==== RECORDS SHOWN ====

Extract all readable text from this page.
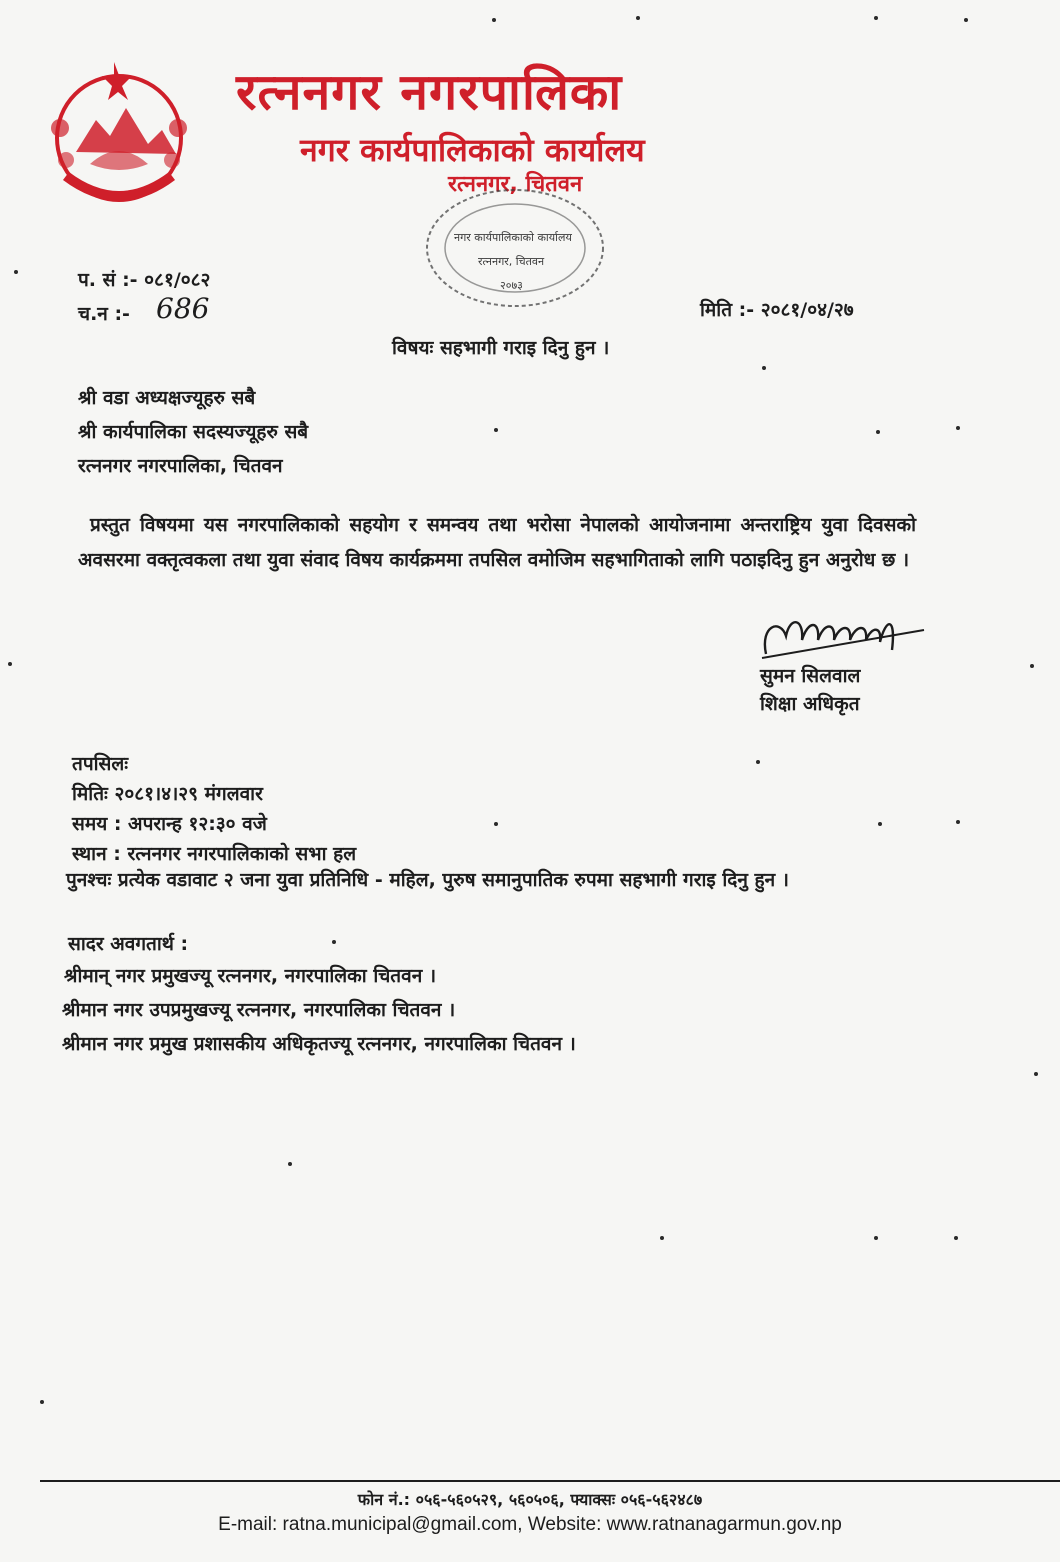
रत्ननगर नगरपालिका
नगर कार्यपालिकाको कार्यालय
रत्ननगर, चितवन
नगर कार्यपालिकाको कार्यालय
रत्ननगर, चितवन
२०७३
प. सं :- ०८१/०८२
च.न :- 686	मिति :- २०८१/०४/२७
विषयः सहभागी गराइ दिनु हुन ।
श्री वडा अध्यक्षज्यूहरु सबै
श्री कार्यपालिका सदस्यज्यूहरु सबै
रत्ननगर नगरपालिका, चितवन
प्रस्तुत विषयमा यस नगरपालिकाको सहयोग र समन्वय तथा भरोसा नेपालको आयोजनामा अन्तराष्ट्रिय युवा दिवसको अवसरमा वक्तृत्वकला तथा युवा संवाद विषय कार्यक्रममा तपसिल वमोजिम सहभागिताको लागि पठाइदिनु हुन अनुरोध छ ।
सुमन सिलवाल
शिक्षा अधिकृत
तपसिलः
मितिः २०८१।४।२९ मंगलवार
समय : अपरान्ह १२:३० वजे
स्थान : रत्ननगर नगरपालिकाको सभा हल
पुनश्चः प्रत्येक वडावाट २ जना युवा प्रतिनिधि - महिल, पुरुष समानुपातिक रुपमा सहभागी गराइ दिनु हुन ।
सादर अवगतार्थ :
श्रीमान् नगर प्रमुखज्यू रत्ननगर, नगरपालिका चितवन ।
श्रीमान नगर उपप्रमुखज्यू रत्ननगर, नगरपालिका चितवन ।
श्रीमान नगर प्रमुख प्रशासकीय अधिकृतज्यू रत्ननगर, नगरपालिका चितवन ।
फोन नं.: ०५६-५६०५२९, ५६०५०६, फ्याक्सः ०५६-५६२४८७
E-mail: ratna.municipal@gmail.com, Website: www.ratnanagarmun.gov.np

====

GIVEN PROBLEM →
Each line that contains the string "ननगर" counts once; report how many such lines the entries have, giving only the number.

EXERCISE SOLUTION →
8